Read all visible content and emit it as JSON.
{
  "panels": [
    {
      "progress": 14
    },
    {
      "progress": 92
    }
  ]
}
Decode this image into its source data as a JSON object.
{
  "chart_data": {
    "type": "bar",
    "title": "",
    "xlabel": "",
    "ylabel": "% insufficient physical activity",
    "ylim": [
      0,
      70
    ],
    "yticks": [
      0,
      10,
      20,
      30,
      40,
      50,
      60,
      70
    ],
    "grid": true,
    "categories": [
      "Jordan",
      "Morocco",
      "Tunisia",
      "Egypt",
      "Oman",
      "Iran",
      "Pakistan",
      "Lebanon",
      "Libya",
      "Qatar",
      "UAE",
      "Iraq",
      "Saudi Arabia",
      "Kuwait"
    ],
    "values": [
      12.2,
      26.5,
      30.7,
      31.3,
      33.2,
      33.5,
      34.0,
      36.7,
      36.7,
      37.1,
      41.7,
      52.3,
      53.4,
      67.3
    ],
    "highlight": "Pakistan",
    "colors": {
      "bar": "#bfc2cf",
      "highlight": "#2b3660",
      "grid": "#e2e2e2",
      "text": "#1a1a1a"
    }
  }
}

▸ **Exercise**: Return each line of the records above exactly as it reads.

▸ **Solution for this problem**:
Read all visible content and emit it as JSON.
{
  "panels": [
    {
      "progress": 14
    },
    {
      "progress": 92
    }
  ]
}
Decode this image into its source data as a JSON object.
{
  "chart_data": {
    "type": "bar",
    "title": "",
    "xlabel": "",
    "ylabel": "% insufficient physical activity",
    "ylim": [
      0,
      70
    ],
    "yticks": [
      0,
      10,
      20,
      30,
      40,
      50,
      60,
      70
    ],
    "grid": true,
    "categories": [
      "Jordan",
      "Morocco",
      "Tunisia",
      "Egypt",
      "Oman",
      "Iran",
      "Pakistan",
      "Lebanon",
      "Libya",
      "Qatar",
      "UAE",
      "Iraq",
      "Saudi Arabia",
      "Kuwait"
    ],
    "values": [
      12.2,
      26.5,
      30.7,
      31.3,
      33.2,
      33.5,
      34.0,
      36.7,
      36.7,
      37.1,
      41.7,
      52.3,
      53.4,
      67.3
    ],
    "highlight": "Pakistan",
    "colors": {
      "bar": "#bfc2cf",
      "highlight": "#2b3660",
      "grid": "#e2e2e2",
      "text": "#1a1a1a"
    }
  }
}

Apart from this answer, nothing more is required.